(WHAT THE EXERCISE ASKS):
Convert the lines below into a Markdown table with the columns "Row" and "Line," numbering each row and skipping any blank lines.

(RECORDS FOR THE EXERCISE):
** Begin **

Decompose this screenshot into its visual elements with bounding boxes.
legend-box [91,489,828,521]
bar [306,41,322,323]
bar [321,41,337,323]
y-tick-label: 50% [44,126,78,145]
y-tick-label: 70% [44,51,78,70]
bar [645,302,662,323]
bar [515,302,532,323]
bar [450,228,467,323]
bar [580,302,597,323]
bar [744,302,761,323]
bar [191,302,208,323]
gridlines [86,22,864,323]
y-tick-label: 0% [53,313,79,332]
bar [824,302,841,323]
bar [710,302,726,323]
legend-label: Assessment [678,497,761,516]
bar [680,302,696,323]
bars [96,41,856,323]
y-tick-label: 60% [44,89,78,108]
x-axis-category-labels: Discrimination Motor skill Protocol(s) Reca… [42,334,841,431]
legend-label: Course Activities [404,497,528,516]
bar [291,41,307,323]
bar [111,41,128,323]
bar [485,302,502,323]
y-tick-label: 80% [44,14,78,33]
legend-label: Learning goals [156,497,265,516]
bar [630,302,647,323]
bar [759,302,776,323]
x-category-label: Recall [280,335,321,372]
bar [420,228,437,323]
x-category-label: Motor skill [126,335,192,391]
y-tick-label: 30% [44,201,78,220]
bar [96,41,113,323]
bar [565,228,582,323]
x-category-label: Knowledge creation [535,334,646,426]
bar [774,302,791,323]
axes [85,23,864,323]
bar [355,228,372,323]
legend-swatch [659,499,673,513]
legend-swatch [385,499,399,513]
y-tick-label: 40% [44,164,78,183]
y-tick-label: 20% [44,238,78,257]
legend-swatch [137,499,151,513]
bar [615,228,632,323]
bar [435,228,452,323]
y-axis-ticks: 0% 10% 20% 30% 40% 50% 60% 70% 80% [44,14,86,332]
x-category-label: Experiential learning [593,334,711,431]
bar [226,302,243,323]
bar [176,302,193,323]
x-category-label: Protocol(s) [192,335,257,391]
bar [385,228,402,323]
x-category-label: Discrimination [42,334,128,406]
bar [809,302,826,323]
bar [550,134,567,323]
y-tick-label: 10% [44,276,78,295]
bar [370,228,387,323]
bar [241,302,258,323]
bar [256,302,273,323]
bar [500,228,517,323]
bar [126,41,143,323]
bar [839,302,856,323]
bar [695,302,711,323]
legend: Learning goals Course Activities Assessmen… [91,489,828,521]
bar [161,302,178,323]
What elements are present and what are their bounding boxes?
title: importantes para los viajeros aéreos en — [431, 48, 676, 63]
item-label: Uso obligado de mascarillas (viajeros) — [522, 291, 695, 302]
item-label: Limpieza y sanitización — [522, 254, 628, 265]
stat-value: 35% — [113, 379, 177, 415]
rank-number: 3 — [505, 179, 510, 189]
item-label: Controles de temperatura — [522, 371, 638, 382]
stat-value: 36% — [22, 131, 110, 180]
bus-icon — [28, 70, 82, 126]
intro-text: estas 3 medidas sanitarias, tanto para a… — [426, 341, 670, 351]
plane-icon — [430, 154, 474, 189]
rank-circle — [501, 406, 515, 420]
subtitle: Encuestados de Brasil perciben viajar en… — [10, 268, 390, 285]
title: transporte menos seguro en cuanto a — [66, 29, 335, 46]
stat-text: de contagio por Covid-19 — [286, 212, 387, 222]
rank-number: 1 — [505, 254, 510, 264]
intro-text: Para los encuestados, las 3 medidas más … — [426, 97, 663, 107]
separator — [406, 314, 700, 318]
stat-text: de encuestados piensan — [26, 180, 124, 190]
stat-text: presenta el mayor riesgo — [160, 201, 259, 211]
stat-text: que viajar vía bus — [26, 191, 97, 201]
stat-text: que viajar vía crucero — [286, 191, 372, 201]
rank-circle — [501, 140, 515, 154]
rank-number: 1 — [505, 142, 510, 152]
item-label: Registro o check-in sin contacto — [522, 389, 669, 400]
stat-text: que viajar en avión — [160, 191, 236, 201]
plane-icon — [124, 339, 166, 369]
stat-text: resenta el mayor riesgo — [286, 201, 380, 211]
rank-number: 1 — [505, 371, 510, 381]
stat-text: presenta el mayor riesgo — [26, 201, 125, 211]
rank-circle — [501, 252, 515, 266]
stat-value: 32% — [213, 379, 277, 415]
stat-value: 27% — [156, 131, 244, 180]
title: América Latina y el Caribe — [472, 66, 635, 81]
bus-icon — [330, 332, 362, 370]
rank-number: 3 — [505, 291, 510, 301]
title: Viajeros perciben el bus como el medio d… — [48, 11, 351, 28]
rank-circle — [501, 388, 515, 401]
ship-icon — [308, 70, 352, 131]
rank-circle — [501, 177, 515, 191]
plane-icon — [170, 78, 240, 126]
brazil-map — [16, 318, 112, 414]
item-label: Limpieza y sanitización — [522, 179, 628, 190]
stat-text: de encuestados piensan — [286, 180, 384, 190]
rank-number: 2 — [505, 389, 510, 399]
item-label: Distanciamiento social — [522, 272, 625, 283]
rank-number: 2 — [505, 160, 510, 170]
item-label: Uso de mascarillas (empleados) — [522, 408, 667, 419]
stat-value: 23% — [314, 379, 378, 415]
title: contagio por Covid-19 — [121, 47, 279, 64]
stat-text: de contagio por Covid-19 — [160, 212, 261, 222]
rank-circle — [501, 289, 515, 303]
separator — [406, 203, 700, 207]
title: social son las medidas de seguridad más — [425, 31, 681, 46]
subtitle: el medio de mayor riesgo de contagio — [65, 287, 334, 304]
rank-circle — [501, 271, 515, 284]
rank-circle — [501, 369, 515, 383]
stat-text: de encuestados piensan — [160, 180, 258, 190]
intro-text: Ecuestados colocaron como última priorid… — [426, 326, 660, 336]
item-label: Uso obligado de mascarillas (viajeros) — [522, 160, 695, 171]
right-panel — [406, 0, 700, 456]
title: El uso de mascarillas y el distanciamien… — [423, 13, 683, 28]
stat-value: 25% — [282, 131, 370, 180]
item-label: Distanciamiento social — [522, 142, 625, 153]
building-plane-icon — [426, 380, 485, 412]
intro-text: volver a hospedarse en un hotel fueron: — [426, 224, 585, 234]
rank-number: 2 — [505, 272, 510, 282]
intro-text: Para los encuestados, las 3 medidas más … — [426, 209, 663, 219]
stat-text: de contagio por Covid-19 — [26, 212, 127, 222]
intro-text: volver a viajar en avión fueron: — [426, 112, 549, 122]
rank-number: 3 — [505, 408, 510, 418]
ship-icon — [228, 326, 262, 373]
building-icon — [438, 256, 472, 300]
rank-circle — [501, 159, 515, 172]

** End **

(ANSWER TO THE EXERCISE):
| Row | Line |
|---|---|
| 1 | Decompose this screenshot into its visual elements with bounding boxes. |
| 2 | legend-box [91,489,828,521] |
| 3 | bar [306,41,322,323] |
| 4 | bar [321,41,337,323] |
| 5 | y-tick-label: 50% [44,126,78,145] |
| 6 | y-tick-label: 70% [44,51,78,70] |
| 7 | bar [645,302,662,323] |
| 8 | bar [515,302,532,323] |
| 9 | bar [450,228,467,323] |
| 10 | bar [580,302,597,323] |
| 11 | bar [744,302,761,323] |
| 12 | bar [191,302,208,323] |
| 13 | gridlines [86,22,864,323] |
| 14 | y-tick-label: 0% [53,313,79,332] |
| 15 | bar [824,302,841,323] |
| 16 | bar [710,302,726,323] |
| 17 | legend-label: Assessment [678,497,761,516] |
| 18 | bar [680,302,696,323] |
| 19 | bars [96,41,856,323] |
| 20 | y-tick-label: 60% [44,89,78,108] |
| 21 | x-axis-category-labels: Discrimination Motor skill Protocol(s) Reca… [42,334,841,431] |
| 22 | legend-label: Course Activities [404,497,528,516] |
| 23 | bar [291,41,307,323] |
| 24 | bar [111,41,128,323] |
| 25 | bar [485,302,502,323] |
| 26 | y-tick-label: 80% [44,14,78,33] |
| 27 | legend-label: Learning goals [156,497,265,516] |
| 28 | bar [630,302,647,323] |
| 29 | bar [759,302,776,323] |
| 30 | x-category-label: Recall [280,335,321,372] |
| 31 | bar [420,228,437,323] |
| 32 | x-category-label: Motor skill [126,335,192,391] |
| 33 | y-tick-label: 30% [44,201,78,220] |
| 34 | bar [96,41,113,323] |
| 35 | bar [565,228,582,323] |
| 36 | x-category-label: Knowledge creation [535,334,646,426] |
| 37 | bar [774,302,791,323] |
| 38 | axes [85,23,864,323] |
| 39 | bar [355,228,372,323] |
| 40 | legend-swatch [659,499,673,513] |
| 41 | legend-swatch [385,499,399,513] |
| 42 | y-tick-label: 40% [44,164,78,183] |
| 43 | y-tick-label: 20% [44,238,78,257] |
| 44 | legend-swatch [137,499,151,513] |
| 45 | bar [615,228,632,323] |
| 46 | bar [435,228,452,323] |
| 47 | y-axis-ticks: 0% 10% 20% 30% 40% 50% 60% 70% 80% [44,14,86,332] |
| 48 | x-category-label: Experiential learning [593,334,711,431] |
| 49 | bar [226,302,243,323] |
| 50 | bar [176,302,193,323] |
| 51 | x-category-label: Protocol(s) [192,335,257,391] |
| 52 | bar [385,228,402,323] |
| 53 | x-category-label: Discrimination [42,334,128,406] |
| 54 | bar [809,302,826,323] |
| 55 | bar [550,134,567,323] |
| 56 | y-tick-label: 10% [44,276,78,295] |
| 57 | bar [370,228,387,323] |
| 58 | bar [241,302,258,323] |
| 59 | bar [256,302,273,323] |
| 60 | bar [500,228,517,323] |
| 61 | bar [126,41,143,323] |
| 62 | bar [839,302,856,323] |
| 63 | bar [695,302,711,323] |
| 64 | legend: Learning goals Course Activities Assessmen… [91,489,828,521] |
| 65 | bar [161,302,178,323] |
| 66 | What elements are present and what are their bounding boxes? |
| 67 | title: importantes para los viajeros aéreos en — [431, 48, 676, 63] |
| 68 | item-label: Uso obligado de mascarillas (viajeros) — [522, 291, 695, 302] |
| 69 | item-label: Limpieza y sanitización — [522, 254, 628, 265] |
| 70 | stat-value: 35% — [113, 379, 177, 415] |
| 71 | rank-number: 3 — [505, 179, 510, 189] |
| 72 | item-label: Controles de temperatura — [522, 371, 638, 382] |
| 73 | stat-value: 36% — [22, 131, 110, 180] |
| 74 | bus-icon — [28, 70, 82, 126] |
| 75 | intro-text: estas 3 medidas sanitarias, tanto para a… — [426, 341, 670, 351] |
| 76 | plane-icon — [430, 154, 474, 189] |
| 77 | rank-circle — [501, 406, 515, 420] |
| 78 | subtitle: Encuestados de Brasil perciben viajar en… — [10, 268, 390, 285] |
| 79 | title: transporte menos seguro en cuanto a — [66, 29, 335, 46] |
| 80 | stat-text: de contagio por Covid-19 — [286, 212, 387, 222] |
| 81 | rank-number: 1 — [505, 254, 510, 264] |
| 82 | intro-text: Para los encuestados, las 3 medidas más … — [426, 97, 663, 107] |
| 83 | separator — [406, 314, 700, 318] |
| 84 | stat-text: de encuestados piensan — [26, 180, 124, 190] |
| 85 | stat-text: presenta el mayor riesgo — [160, 201, 259, 211] |
| 86 | stat-text: que viajar vía bus — [26, 191, 97, 201] |
| 87 | stat-text: que viajar vía crucero — [286, 191, 372, 201] |
| 88 | rank-circle — [501, 140, 515, 154] |
| 89 | rank-number: 1 — [505, 142, 510, 152] |
| 90 | item-label: Registro o check-in sin contacto — [522, 389, 669, 400] |
| 91 | stat-text: que viajar en avión — [160, 191, 236, 201] |
| 92 | plane-icon — [124, 339, 166, 369] |
| 93 | stat-text: resenta el mayor riesgo — [286, 201, 380, 211] |
| 94 | rank-number: 1 — [505, 371, 510, 381] |
| 95 | stat-text: presenta el mayor riesgo — [26, 201, 125, 211] |
| 96 | rank-circle — [501, 252, 515, 266] |
| 97 | stat-value: 32% — [213, 379, 277, 415] |
| 98 | stat-value: 27% — [156, 131, 244, 180] |
| 99 | title: América Latina y el Caribe — [472, 66, 635, 81] |
| 100 | bus-icon — [330, 332, 362, 370] |
| 101 | rank-number: 3 — [505, 291, 510, 301] |
| 102 | title: Viajeros perciben el bus como el medio d… — [48, 11, 351, 28] |
| 103 | rank-circle — [501, 388, 515, 401] |
| 104 | ship-icon — [308, 70, 352, 131] |
| 105 | rank-circle — [501, 177, 515, 191] |
| 106 | plane-icon — [170, 78, 240, 126] |
| 107 | brazil-map — [16, 318, 112, 414] |
| 108 | item-label: Limpieza y sanitización — [522, 179, 628, 190] |
| 109 | stat-text: de encuestados piensan — [286, 180, 384, 190] |
| 110 | rank-number: 2 — [505, 389, 510, 399] |
| 111 | item-label: Distanciamiento social — [522, 272, 625, 283] |
| 112 | rank-number: 2 — [505, 160, 510, 170] |
| 113 | item-label: Uso de mascarillas (empleados) — [522, 408, 667, 419] |
| 114 | stat-value: 23% — [314, 379, 378, 415] |
| 115 | title: contagio por Covid-19 — [121, 47, 279, 64] |
| 116 | stat-text: de contagio por Covid-19 — [160, 212, 261, 222] |
| 117 | rank-circle — [501, 289, 515, 303] |
| 118 | separator — [406, 203, 700, 207] |
| 119 | title: social son las medidas de seguridad más — [425, 31, 681, 46] |
| 120 | subtitle: el medio de mayor riesgo de contagio — [65, 287, 334, 304] |
| 121 | rank-circle — [501, 271, 515, 284] |
| 122 | rank-circle — [501, 369, 515, 383] |
| 123 | stat-text: de encuestados piensan — [160, 180, 258, 190] |
| 124 | intro-text: Ecuestados colocaron como última priorid… — [426, 326, 660, 336] |
| 125 | item-label: Uso obligado de mascarillas (viajeros) — [522, 160, 695, 171] |
| 126 | right-panel — [406, 0, 700, 456] |
| 127 | title: El uso de mascarillas y el distanciamien… — [423, 13, 683, 28] |
| 128 | stat-value: 25% — [282, 131, 370, 180] |
| 129 | item-label: Distanciamiento social — [522, 142, 625, 153] |
| 130 | building-plane-icon — [426, 380, 485, 412] |
| 131 | intro-text: volver a hospedarse en un hotel fueron: — [426, 224, 585, 234] |
| 132 | rank-number: 2 — [505, 272, 510, 282] |
| 133 | intro-text: Para los encuestados, las 3 medidas más … — [426, 209, 663, 219] |
| 134 | stat-text: de contagio por Covid-19 — [26, 212, 127, 222] |
| 135 | intro-text: volver a viajar en avión fueron: — [426, 112, 549, 122] |
| 136 | rank-number: 3 — [505, 408, 510, 418] |
| 137 | ship-icon — [228, 326, 262, 373] |
| 138 | building-icon — [438, 256, 472, 300] |
| 139 | rank-circle — [501, 159, 515, 172] |